*Problem to work on*.
Exactly the lines from the line containing "Read out every word on this page." through the final line of the entries below must be returned, and only those, without pictures.

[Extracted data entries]
<<<<

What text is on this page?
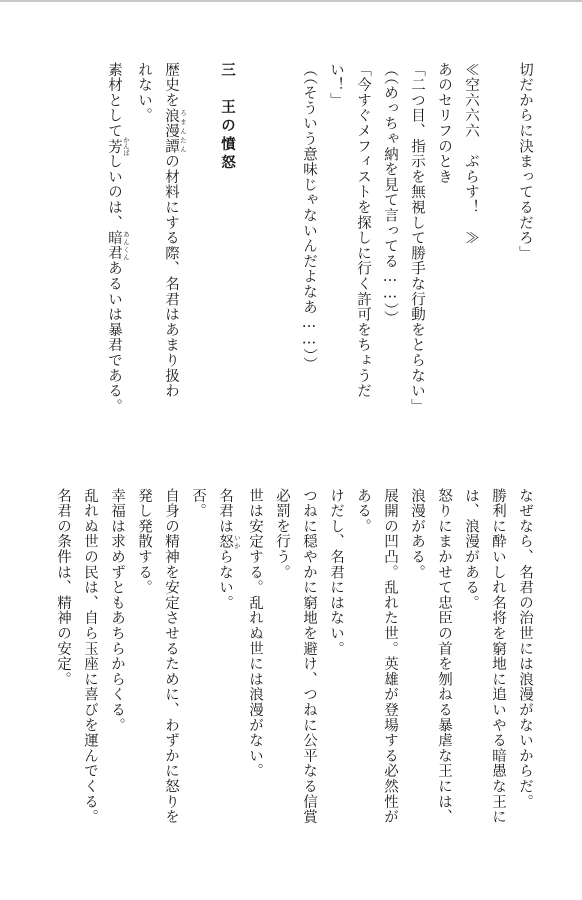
切だからに決まってるだろ」
≪空六六六　ぶらす！　≫
あのセリフのとき
「二つ目、指示を無視して勝手な行動をとらない」
（（めっちゃ納を見て言ってる……））
「今すぐメフィストを探しに行く許可をちょうだ
い！」
（（そういう意味じゃないんだよなあ……））
三　王の憤怒
歴史を浪漫譚 ろまんたんの材料にする際、名君はあまり扱わ
れない。
素材として芳 かんばしいのは、暗君 あんくんあるいは暴君である。
なぜなら、名君の治世には浪漫がないからだ。
勝利に酔いしれ名将を窮地に追いやる暗愚な王に
は、浪漫がある。
怒りにまかせて忠臣の首を刎ねる暴虐な王には、
浪漫がある。
展開の凹凸。乱れた世。英雄が登場する必然性が
ある。
けだし、名君にはない。
つねに穏やかに窮地を避け、つねに公平なる信賞
必罰を行う。
世は安定する。乱れぬ世には浪漫がない。
名君は怒 いからない。
否。
自身の精神を安定させるために、わずかに怒りを
発し発散する。
幸福は求めずともあちらからくる。
乱れぬ世の民は、自ら玉座に喜びを運んでくる。
名君の条件は、精神の安定。
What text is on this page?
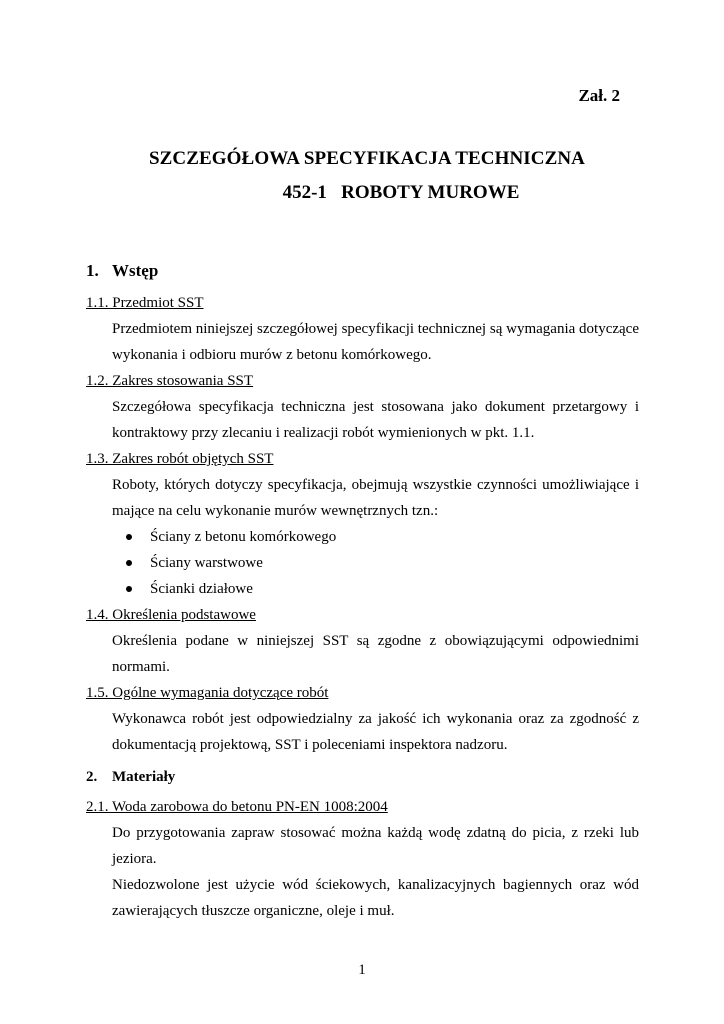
Zał. 2
SZCZEGÓŁOWA SPECYFIKACJA TECHNICZNA
452-1   ROBOTY MUROWE
1. Wstęp

1.1. Przedmiot SST

Przedmiotem niniejszej szczegółowej specyfikacji technicznej są wymagania dotyczące wykonania i odbioru murów z betonu komórkowego.

1.2. Zakres stosowania SST

Szczegółowa specyfikacja techniczna jest stosowana jako dokument przetargowy i kontraktowy przy zlecaniu i realizacji robót wymienionych w pkt. 1.1.

1.3. Zakres robót objętych SST

Roboty, których dotyczy specyfikacja, obejmują wszystkie czynności umożliwiające i mające na celu wykonanie murów wewnętrznych tzn.:

Ściany z betonu komórkowego
Ściany warstwowe
Ścianki działowe

1.4. Określenia podstawowe

Określenia podane w niniejszej SST są zgodne z obowiązującymi odpowiednimi normami.

1.5. Ogólne wymagania dotyczące robót

Wykonawca robót jest odpowiedzialny za jakość ich wykonania oraz za zgodność z dokumentacją projektową, SST i poleceniami inspektora nadzoru.

2. Materiały

2.1. Woda zarobowa do betonu PN-EN 1008:2004

Do przygotowania zapraw stosować można każdą wodę zdatną do picia, z rzeki lub jeziora.

Niedozwolone jest użycie wód ściekowych, kanalizacyjnych bagiennych oraz wód zawierających tłuszcze organiczne, oleje i muł.

1
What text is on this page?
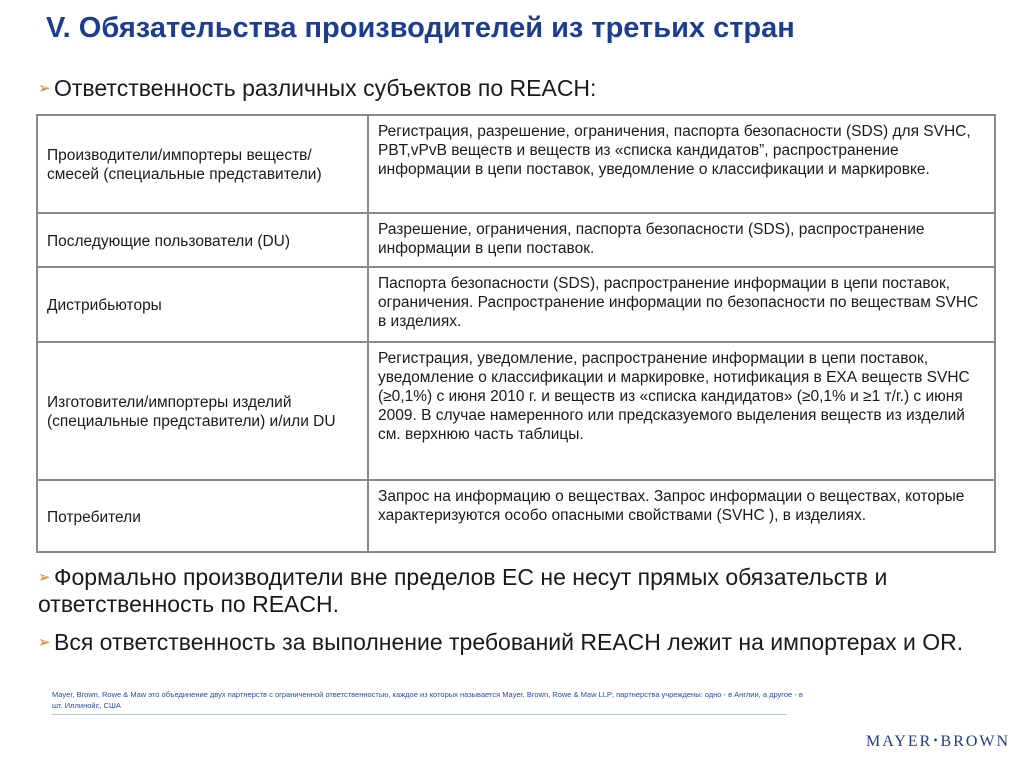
V. Обязательства производителей из третьих стран
➢ Ответственность различных субъектов по REACH:
Производители/импортеры веществ/смесей (специальные представители)	Регистрация, разрешение, ограничения, паспорта безопасности (SDS) для SVHC, PBT,vPvB веществ и веществ из «списка кандидатов”, распространение информации в цепи поставок, уведомление о классификации и маркировке.
Последующие пользователи (DU)	Разрешение, ограничения, паспорта безопасности (SDS), распространение информации в цепи поставок.
Дистрибьюторы	Паспорта безопасности (SDS), распространение информации в цепи поставок, ограничения. Распространение информации по безопасности по веществам SVHC в изделиях.
Изготовители/импортеры изделий (специальные представители) и/или DU	Регистрация, уведомление, распространение информации в цепи поставок, уведомление о классификации и маркировке, нотификация в ЕХА веществ SVHC (≥0,1%) с июня 2010 г. и веществ из «списка кандидатов» (≥0,1% и ≥1 т/г.) с июня 2009. В случае намеренного или предсказуемого выделения веществ из изделий см. верхнюю часть таблицы.
Потребители	Запрос на информацию о веществах. Запрос информации о веществах, которые характеризуются особо опасными свойствами (SVHC ), в изделиях.
➢ Формально производители вне пределов ЕС не несут прямых обязательств и ответственность по REACH.
➢ Вся ответственность за выполнение требований REACH лежит на импортерах и OR.
Mayer, Brown, Rowe & Maw это объединение двух партнерств с ограниченной ответственностью, каждое из которых называется Mayer, Brown, Rowe & Maw LLP; партнерства учреждены: одно - в Англии, а другое - в шт. Иллинойс, США
MAYER•BROWN
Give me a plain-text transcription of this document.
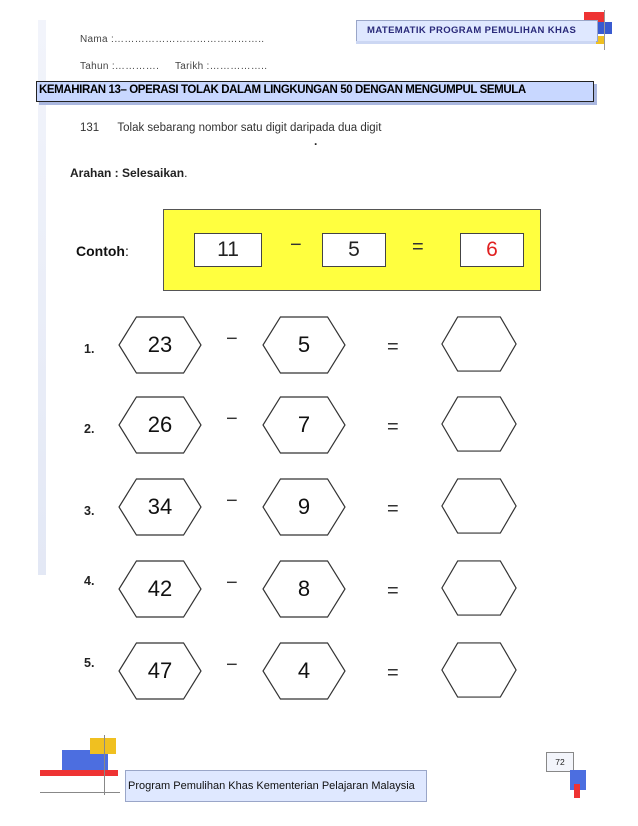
Nama :……………………………………..
Tahun :…………. Tarikh :……………..
MATEMATIK PROGRAM PEMULIHAN KHAS
KEMAHIRAN 13– OPERASI TOLAK DALAM LINGKUNGAN 50 DENGAN MENGUMPUL SEMULA
131 Tolak sebarang nombor satu digit daripada dua digit
.
Arahan : Selesaikan.
Contoh:	11	−	5	=	6
1.	23	−	5	=
2.	26	−	7	=
3.	34	−	9	=
4.	42	−	8	=
5.	47	−	4	=
Program Pemulihan Khas Kementerian Pelajaran Malaysia
72
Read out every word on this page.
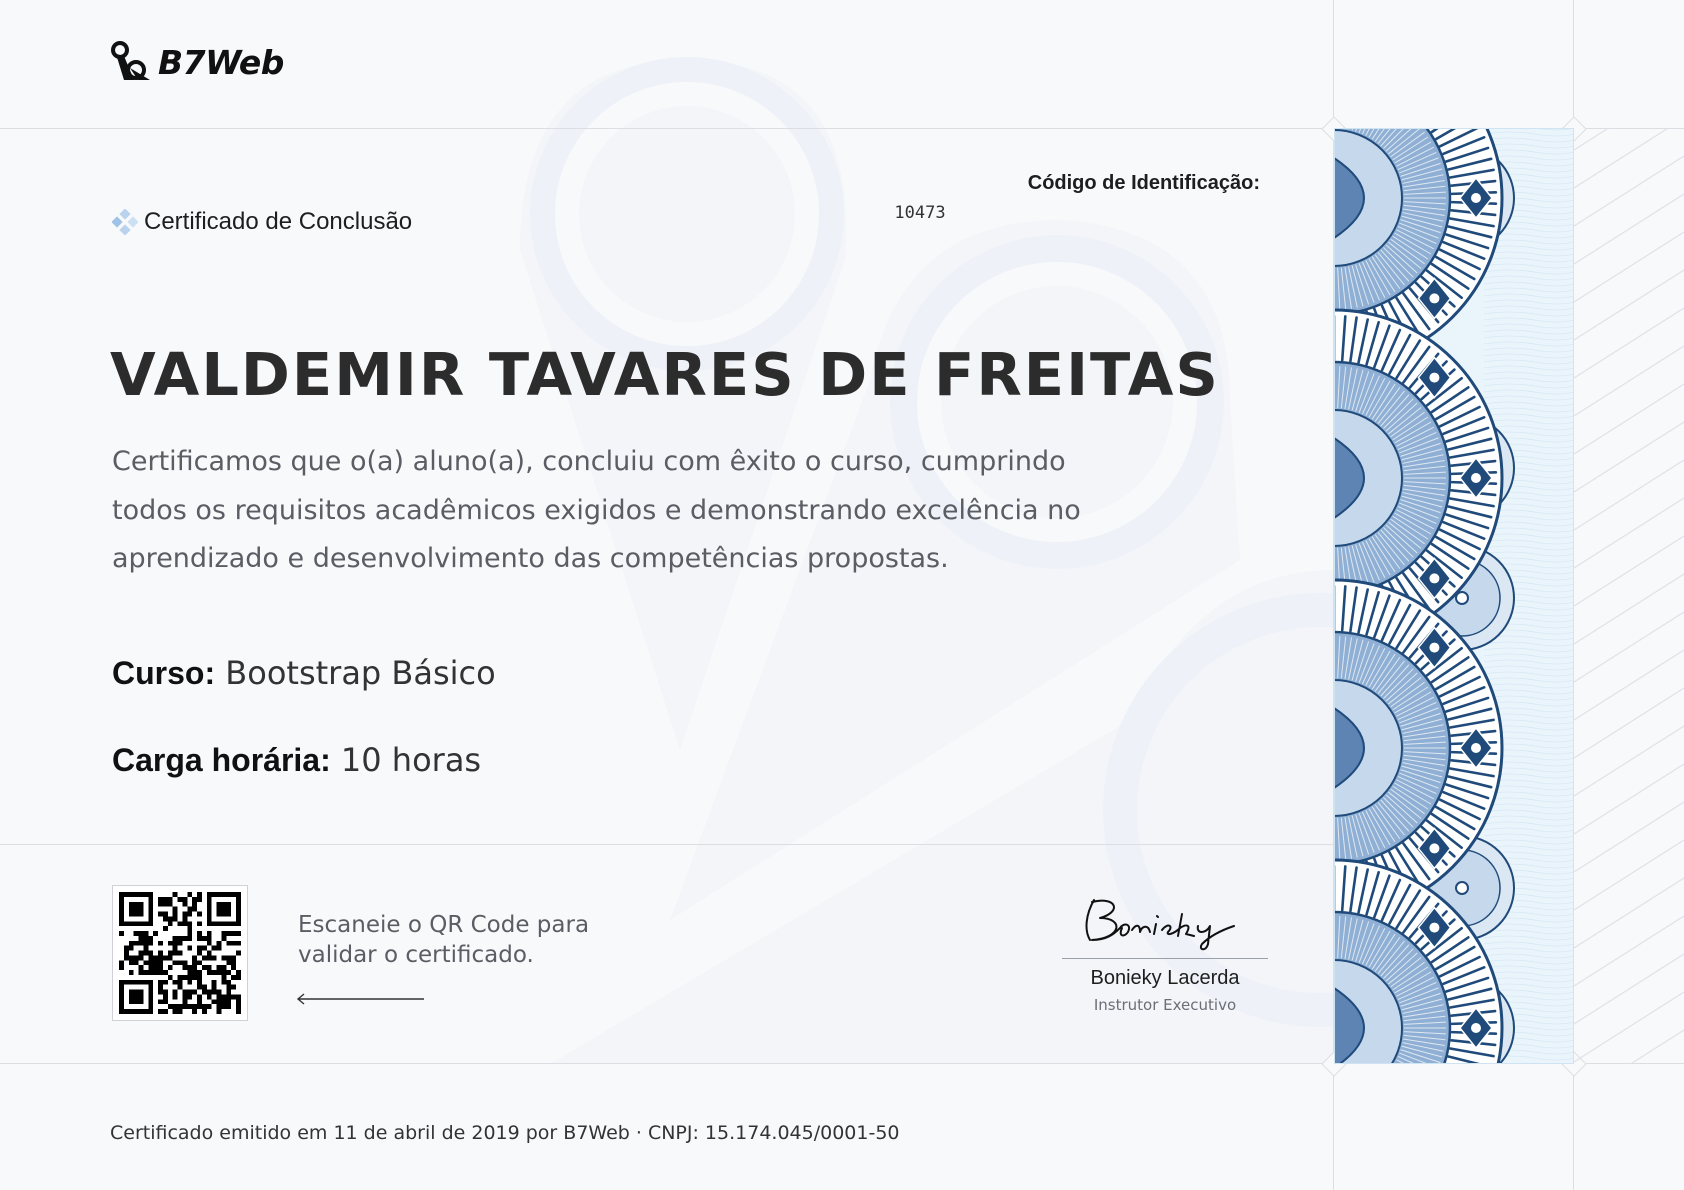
B7Web
Certificado de Conclusão
Código de Identificação:
10473
VALDEMIR TAVARES DE FREITAS
Certificamos que o(a) aluno(a), concluiu com êxito o curso, cumprindo todos os requisitos acadêmicos exigidos e demonstrando excelência no aprendizado e desenvolvimento das competências propostas.
Curso: Bootstrap Básico
Carga horária: 10 horas
Escaneie o QR Code para validar o certificado.
Bonieky Lacerda
Instrutor Executivo
Certificado emitido em 11 de abril de 2019 por B7Web · CNPJ: 15.174.045/0001-50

>>>>

*Output for this task*.
Read out every word on this page.
B7Web
Certificado de Conclusão
Código de Identificação:
10473
VALDEMIR TAVARES DE FREITAS
Certificamos que o(a) aluno(a), concluiu com êxito o curso, cumprindo todos os requisitos acadêmicos exigidos e demonstrando excelência no aprendizado e desenvolvimento das competências propostas.
Curso: Bootstrap Básico
Carga horária: 10 horas
Escaneie o QR Code para validar o certificado.
Bonieky Lacerda
Instrutor Executivo
Certificado emitido em 11 de abril de 2019 por B7Web · CNPJ: 15.174.045/0001-50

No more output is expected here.